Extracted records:
* * * * * * * * *
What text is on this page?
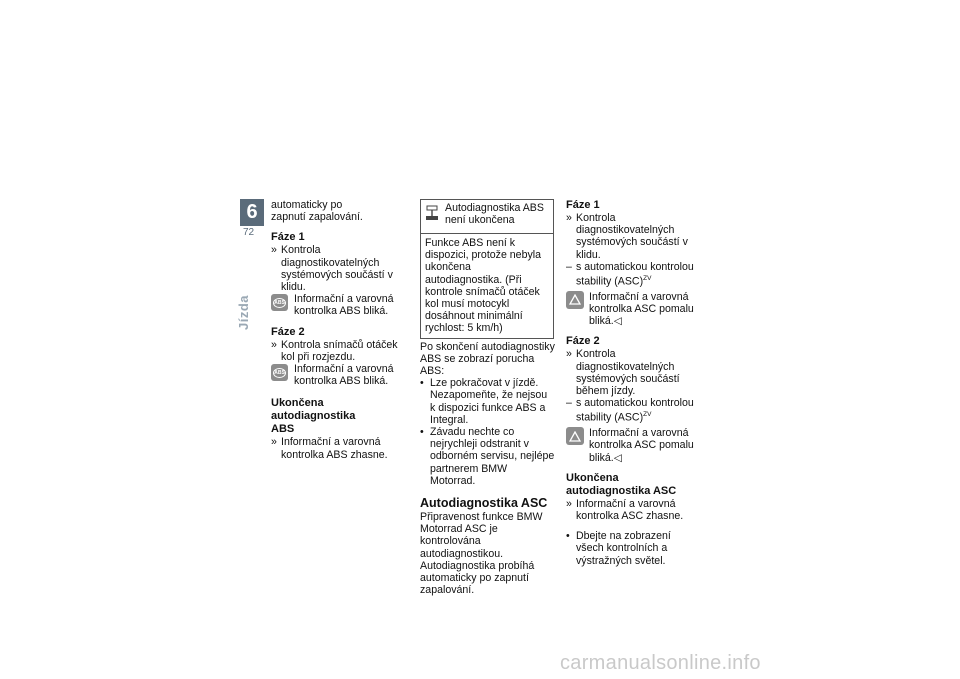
6
72
Jízda
automaticky po zapnutí zapalování.
Fáze 1
» Kontrola diagnostikovatelných systémových součástí v klidu.
ABS Informační a varovná kontrolka ABS bliká.
Fáze 2
» Kontrola snímačů otáček kol při rozjezdu.
ABS Informační a varovná kontrolka ABS bliká.
Ukončena autodiagnostika ABS
» Informační a varovná kontrolka ABS zhasne.
Autodiagnostika ABS není ukončena
Funkce ABS není k dispozici, protože nebyla ukončena autodiagnostika. (Při kontrole snímačů otáček kol musí motocykl dosáhnout minimální rychlost: 5 km/h)
Po skončení autodiagnostiky ABS se zobrazí porucha ABS:
• Lze pokračovat v jízdě. Nezapomeňte, že nejsou k dispozici funkce ABS a Integral.
• Závadu nechte co nejrychleji odstranit v odborném servisu, nejlépe partnerem BMW Motorrad.
Autodiagnostika ASC
Připravenost funkce BMW Motorrad ASC je kontrolována autodiagnostikou. Autodiagnostika probíhá automaticky po zapnutí zapalování.
Fáze 1
» Kontrola diagnostikovatelných systémových součástí v klidu.
– s automatickou kontrolou stability (ASC)$^{ZV}$
Informační a varovná kontrolka ASC pomalu bliká.◁
Fáze 2
» Kontrola diagnostikovatelných systémových součástí během jízdy.
– s automatickou kontrolou stability (ASC)$^{ZV}$
Informační a varovná kontrolka ASC pomalu bliká.◁
Ukončena autodiagnostika ASC
» Informační a varovná kontrolka ASC zhasne.
• Dbejte na zobrazení všech kontrolních a výstražných světel.
carmanualsonline.info
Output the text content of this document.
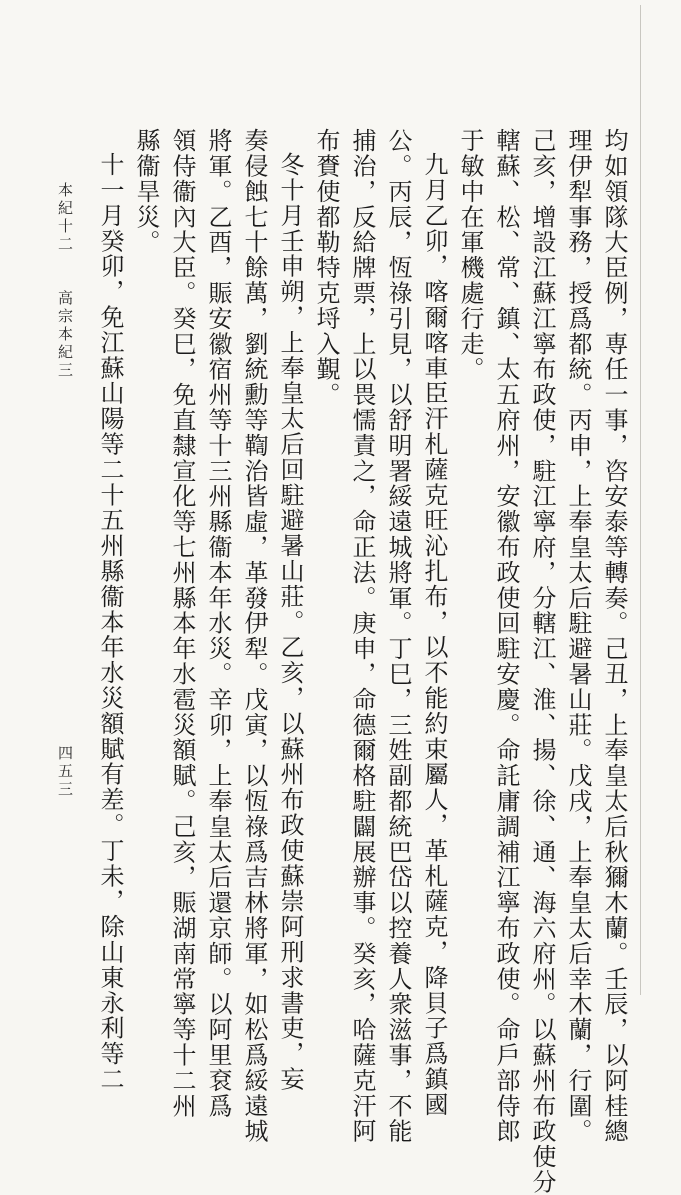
均如領隊大臣例，専任一事，咨安泰等轉奏。己丑，上奉皇太后秋獮木蘭。壬辰，以阿桂總
理伊犁事務，授爲都統。丙申，上奉皇太后駐避暑山莊。戊戌，上奉皇太后幸木蘭，行圍。
己亥，增設江蘇江寧布政使，駐江寧府，分轄江、淮、揚、徐、通、海六府州。以蘇州布政使分
轄蘇、松、常、鎮、太五府州，安徽布政使回駐安慶。命託庸調補江寧布政使。命戶部侍郎
于敏中在軍機處行走。
九月乙卯，喀爾喀車臣汗札薩克旺沁扎布，以不能約束屬人，革札薩克，降貝子爲鎮國
公。丙辰，恆祿引見，以舒明署綏遠城將軍。丁巳，三姓副都統巴岱以控養人衆滋事，不能
捕治，反給牌票，上以畏懦責之，命正法。庚申，命德爾格駐闢展辦事。癸亥，哈薩克汗阿
布賚使都勒特克埒入覲。
冬十月壬申朔，上奉皇太后回駐避暑山莊。乙亥，以蘇州布政使蘇崇阿刑求書吏，妄
奏侵蝕七十餘萬，劉統勳等鞫治皆虛，革發伊犁。戊寅，以恆祿爲吉林將軍，如松爲綏遠城
將軍。乙酉，賑安徽宿州等十三州縣衞本年水災。辛卯，上奉皇太后還京師。以阿里袞爲
領侍衞內大臣。癸巳，免直隸宣化等七州縣本年水雹災額賦。己亥，賑湖南常寧等十二州
縣衞旱災。
十一月癸卯，免江蘇山陽等二十五州縣衞本年水災額賦有差。丁未，除山東永利等二
本紀十二
高宗本紀三
四五三
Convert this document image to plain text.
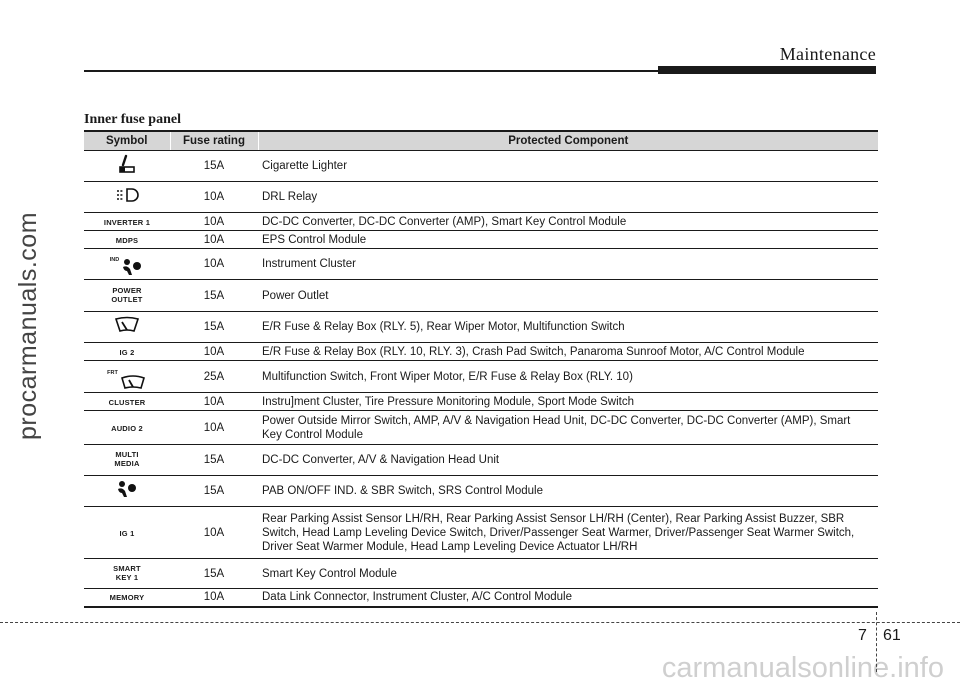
Maintenance
Inner fuse panel
Symbol	Fuse rating	Protected Component

	15A	Cigarette Lighter

	10A	DRL Relay
INVERTER 1	10A	DC-DC Converter, DC-DC Converter (AMP), Smart Key Control Module
MDPS	10A	EPS Control Module

IND	10A	Instrument Cluster
POWER
OUTLET	15A	Power Outlet

	15A	E/R Fuse & Relay Box (RLY. 5), Rear Wiper Motor, Multifunction Switch
IG 2	10A	E/R Fuse & Relay Box (RLY. 10, RLY. 3), Crash Pad Switch, Panaroma Sunroof Motor, A/C Control Module

FRT	25A	Multifunction Switch, Front Wiper Motor, E/R Fuse & Relay Box (RLY. 10)
CLUSTER	10A	Instru]ment Cluster, Tire Pressure Monitoring Module, Sport Mode Switch
AUDIO 2	10A	Power Outside Mirror Switch, AMP, A/V & Navigation Head Unit, DC-DC Converter, DC-DC Converter (AMP), Smart Key Control Module
MULTI
MEDIA	15A	DC-DC Converter, A/V & Navigation Head Unit

	15A	PAB ON/OFF IND. & SBR Switch, SRS Control Module
IG 1	10A	Rear Parking Assist Sensor LH/RH, Rear Parking Assist Sensor LH/RH (Center), Rear Parking Assist Buzzer, SBR Switch, Head Lamp Leveling Device Switch, Driver/Passenger Seat Warmer, Driver/Passenger Seat Warmer Switch, Driver Seat Warmer Module, Head Lamp Leveling Device Actuator LH/RH
SMART
KEY 1	15A	Smart Key Control Module
MEMORY	10A	Data Link Connector, Instrument Cluster, A/C Control Module
procarmanuals.com
carmanualsonline.info
7 61
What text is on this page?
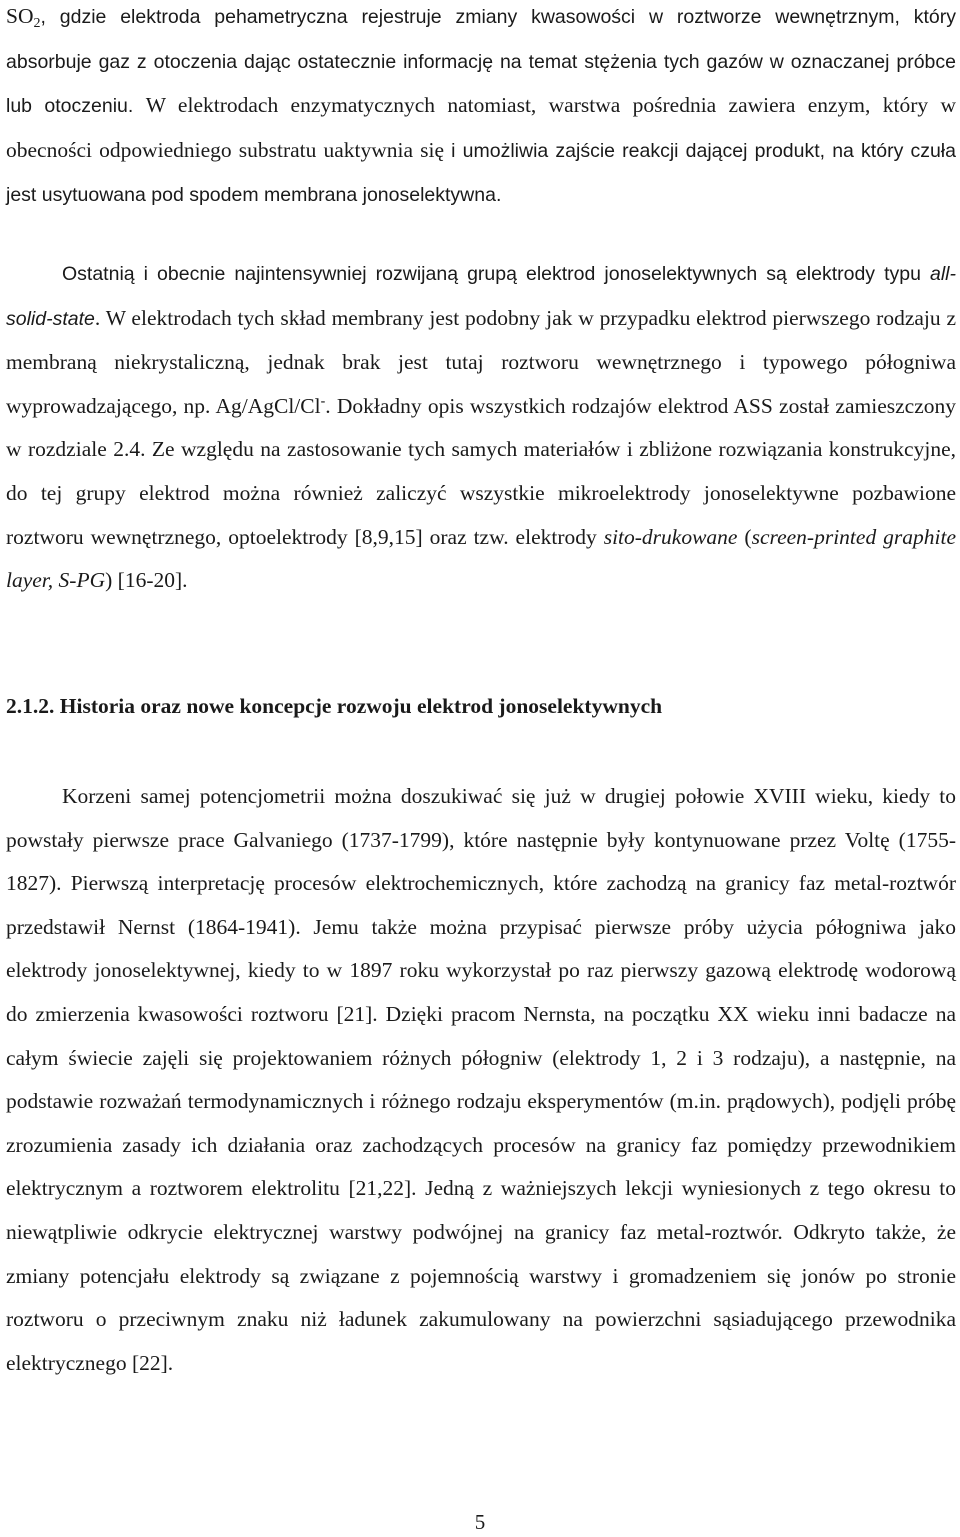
$SO_2$, gdzie elektroda pehametryczna rejestruje zmiany kwasowości w roztworze wewnętrznym, który absorbuje gaz z otoczenia dając ostatecznie informację na temat stężenia tych gazów w oznaczanej próbce lub otoczeniu. W elektrodach enzymatycznych natomiast, warstwa pośrednia zawiera enzym, który w obecności odpowiedniego substratu uaktywnia się i umożliwia zajście reakcji dającej produkt, na który czuła jest usytuowana pod spodem membrana jonoselektywna.

Ostatnią i obecnie najintensywniej rozwijaną grupą elektrod jonoselektywnych są elektrody typu all-solid-state. W elektrodach tych skład membrany jest podobny jak w przypadku elektrod pierwszego rodzaju z membraną niekrystaliczną, jednak brak jest tutaj roztworu wewnętrznego i typowego półogniwa wyprowadzającego, np. Ag/AgCl/Cl-. Dokładny opis wszystkich rodzajów elektrod ASS został zamieszczony w rozdziale 2.4. Ze względu na zastosowanie tych samych materiałów i zbliżone rozwiązania konstrukcyjne, do tej grupy elektrod można również zaliczyć wszystkie mikroelektrody jonoselektywne pozbawione roztworu wewnętrznego, optoelektrody [8,9,15] oraz tzw. elektrody sito-drukowane (screen-printed graphite layer, S-PG) [16-20].

2.1.2. Historia oraz nowe koncepcje rozwoju elektrod jonoselektywnych

Korzeni samej potencjometrii można doszukiwać się już w drugiej połowie XVIII wieku, kiedy to powstały pierwsze prace Galvaniego (1737-1799), które następnie były kontynuowane przez Voltę (1755-1827). Pierwszą interpretację procesów elektrochemicznych, które zachodzą na granicy faz metal-roztwór przedstawił Nernst (1864-1941). Jemu także można przypisać pierwsze próby użycia półogniwa jako elektrody jonoselektywnej, kiedy to w 1897 roku wykorzystał po raz pierwszy gazową elektrodę wodorową do zmierzenia kwasowości roztworu [21]. Dzięki pracom Nernsta, na początku XX wieku inni badacze na całym świecie zajęli się projektowaniem różnych półogniw (elektrody 1, 2 i 3 rodzaju), a następnie, na podstawie rozważań termodynamicznych i różnego rodzaju eksperymentów (m.in. prądowych), podjęli próbę zrozumienia zasady ich działania oraz zachodzących procesów na granicy faz pomiędzy przewodnikiem elektrycznym a roztworem elektrolitu [21,22]. Jedną z ważniejszych lekcji wyniesionych z tego okresu to niewątpliwie odkrycie elektrycznej warstwy podwójnej na granicy faz metal-roztwór. Odkryto także, że zmiany potencjału elektrody są związane z pojemnością warstwy i gromadzeniem się jonów po stronie roztworu o przeciwnym znaku niż ładunek zakumulowany na powierzchni sąsiadującego przewodnika elektrycznego [22].

5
* * * * * * * * *
Any pictures should be dropped; transcribe the rest of the records above exactly.

FULL ANSWER:
What text is on this page?
6
72
Jízda
automaticky po zapnutí zapalování.
Fáze 1
» Kontrola diagnostikovatelných systémových součástí v klidu.
ABS Informační a varovná kontrolka ABS bliká.
Fáze 2
» Kontrola snímačů otáček kol při rozjezdu.
ABS Informační a varovná kontrolka ABS bliká.
Ukončena autodiagnostika ABS
» Informační a varovná kontrolka ABS zhasne.
Autodiagnostika ABS není ukončena
Funkce ABS není k dispozici, protože nebyla ukončena autodiagnostika. (Při kontrole snímačů otáček kol musí motocykl dosáhnout minimální rychlost: 5 km/h)
Po skončení autodiagnostiky ABS se zobrazí porucha ABS:
• Lze pokračovat v jízdě. Nezapomeňte, že nejsou k dispozici funkce ABS a Integral.
• Závadu nechte co nejrychleji odstranit v odborném servisu, nejlépe partnerem BMW Motorrad.
Autodiagnostika ASC
Připravenost funkce BMW Motorrad ASC je kontrolována autodiagnostikou. Autodiagnostika probíhá automaticky po zapnutí zapalování.
Fáze 1
» Kontrola diagnostikovatelných systémových součástí v klidu.
– s automatickou kontrolou stability (ASC)$^{ZV}$
Informační a varovná kontrolka ASC pomalu bliká.◁
Fáze 2
» Kontrola diagnostikovatelných systémových součástí během jízdy.
– s automatickou kontrolou stability (ASC)$^{ZV}$
Informační a varovná kontrolka ASC pomalu bliká.◁
Ukončena autodiagnostika ASC
» Informační a varovná kontrolka ASC zhasne.
• Dbejte na zobrazení všech kontrolních a výstražných světel.
carmanualsonline.info
Output the text content of this document.
均如領隊大臣例，専任一事，咨安泰等轉奏。己丑，上奉皇太后秋獮木蘭。壬辰，以阿桂總
理伊犁事務，授爲都統。丙申，上奉皇太后駐避暑山莊。戊戌，上奉皇太后幸木蘭，行圍。
己亥，增設江蘇江寧布政使，駐江寧府，分轄江、淮、揚、徐、通、海六府州。以蘇州布政使分
轄蘇、松、常、鎮、太五府州，安徽布政使回駐安慶。命託庸調補江寧布政使。命戶部侍郎
于敏中在軍機處行走。
九月乙卯，喀爾喀車臣汗札薩克旺沁扎布，以不能約束屬人，革札薩克，降貝子爲鎮國
公。丙辰，恆祿引見，以舒明署綏遠城將軍。丁巳，三姓副都統巴岱以控養人衆滋事，不能
捕治，反給牌票，上以畏懦責之，命正法。庚申，命德爾格駐闢展辦事。癸亥，哈薩克汗阿
布賚使都勒特克埒入覲。
冬十月壬申朔，上奉皇太后回駐避暑山莊。乙亥，以蘇州布政使蘇崇阿刑求書吏，妄
奏侵蝕七十餘萬，劉統勳等鞫治皆虛，革發伊犁。戊寅，以恆祿爲吉林將軍，如松爲綏遠城
將軍。乙酉，賑安徽宿州等十三州縣衞本年水災。辛卯，上奉皇太后還京師。以阿里袞爲
領侍衞內大臣。癸巳，免直隸宣化等七州縣本年水雹災額賦。己亥，賑湖南常寧等十二州
縣衞旱災。
十一月癸卯，免江蘇山陽等二十五州縣衞本年水災額賦有差。丁未，除山東永利等二
本紀十二
高宗本紀三
四五三
Convert this document image to plain text.
Maintenance
Inner fuse panel
Symbol	Fuse rating	Protected Component

	15A	Cigarette Lighter

	10A	DRL Relay
INVERTER 1	10A	DC-DC Converter, DC-DC Converter (AMP), Smart Key Control Module
MDPS	10A	EPS Control Module

IND	10A	Instrument Cluster
POWER
OUTLET	15A	Power Outlet

	15A	E/R Fuse & Relay Box (RLY. 5), Rear Wiper Motor, Multifunction Switch
IG 2	10A	E/R Fuse & Relay Box (RLY. 10, RLY. 3), Crash Pad Switch, Panaroma Sunroof Motor, A/C Control Module

FRT	25A	Multifunction Switch, Front Wiper Motor, E/R Fuse & Relay Box (RLY. 10)
CLUSTER	10A	Instru]ment Cluster, Tire Pressure Monitoring Module, Sport Mode Switch
AUDIO 2	10A	Power Outside Mirror Switch, AMP, A/V & Navigation Head Unit, DC-DC Converter, DC-DC Converter (AMP), Smart Key Control Module
MULTI
MEDIA	15A	DC-DC Converter, A/V & Navigation Head Unit

	15A	PAB ON/OFF IND. & SBR Switch, SRS Control Module
IG 1	10A	Rear Parking Assist Sensor LH/RH, Rear Parking Assist Sensor LH/RH (Center), Rear Parking Assist Buzzer, SBR Switch, Head Lamp Leveling Device Switch, Driver/Passenger Seat Warmer, Driver/Passenger Seat Warmer Switch, Driver Seat Warmer Module, Head Lamp Leveling Device Actuator LH/RH
SMART
KEY 1	15A	Smart Key Control Module
MEMORY	10A	Data Link Connector, Instrument Cluster, A/C Control Module
procarmanuals.com
carmanualsonline.info
7 61
What text is on this page?
$SO_2$, gdzie elektroda pehametryczna rejestruje zmiany kwasowości w roztworze wewnętrznym, który absorbuje gaz z otoczenia dając ostatecznie informację na temat stężenia tych gazów w oznaczanej próbce lub otoczeniu. W elektrodach enzymatycznych natomiast, warstwa pośrednia zawiera enzym, który w obecności odpowiedniego substratu uaktywnia się i umożliwia zajście reakcji dającej produkt, na który czuła jest usytuowana pod spodem membrana jonoselektywna.

Ostatnią i obecnie najintensywniej rozwijaną grupą elektrod jonoselektywnych są elektrody typu all-solid-state. W elektrodach tych skład membrany jest podobny jak w przypadku elektrod pierwszego rodzaju z membraną niekrystaliczną, jednak brak jest tutaj roztworu wewnętrznego i typowego półogniwa wyprowadzającego, np. Ag/AgCl/Cl-. Dokładny opis wszystkich rodzajów elektrod ASS został zamieszczony w rozdziale 2.4. Ze względu na zastosowanie tych samych materiałów i zbliżone rozwiązania konstrukcyjne, do tej grupy elektrod można również zaliczyć wszystkie mikroelektrody jonoselektywne pozbawione roztworu wewnętrznego, optoelektrody [8,9,15] oraz tzw. elektrody sito-drukowane (screen-printed graphite layer, S-PG) [16-20].

2.1.2. Historia oraz nowe koncepcje rozwoju elektrod jonoselektywnych

Korzeni samej potencjometrii można doszukiwać się już w drugiej połowie XVIII wieku, kiedy to powstały pierwsze prace Galvaniego (1737-1799), które następnie były kontynuowane przez Voltę (1755-1827). Pierwszą interpretację procesów elektrochemicznych, które zachodzą na granicy faz metal-roztwór przedstawił Nernst (1864-1941). Jemu także można przypisać pierwsze próby użycia półogniwa jako elektrody jonoselektywnej, kiedy to w 1897 roku wykorzystał po raz pierwszy gazową elektrodę wodorową do zmierzenia kwasowości roztworu [21]. Dzięki pracom Nernsta, na początku XX wieku inni badacze na całym świecie zajęli się projektowaniem różnych półogniw (elektrody 1, 2 i 3 rodzaju), a następnie, na podstawie rozważań termodynamicznych i różnego rodzaju eksperymentów (m.in. prądowych), podjęli próbę zrozumienia zasady ich działania oraz zachodzących procesów na granicy faz pomiędzy przewodnikiem elektrycznym a roztworem elektrolitu [21,22]. Jedną z ważniejszych lekcji wyniesionych z tego okresu to niewątpliwie odkrycie elektrycznej warstwy podwójnej na granicy faz metal-roztwór. Odkryto także, że zmiany potencjału elektrody są związane z pojemnością warstwy i gromadzeniem się jonów po stronie roztworu o przeciwnym znaku niż ładunek zakumulowany na powierzchni sąsiadującego przewodnika elektrycznego [22].

5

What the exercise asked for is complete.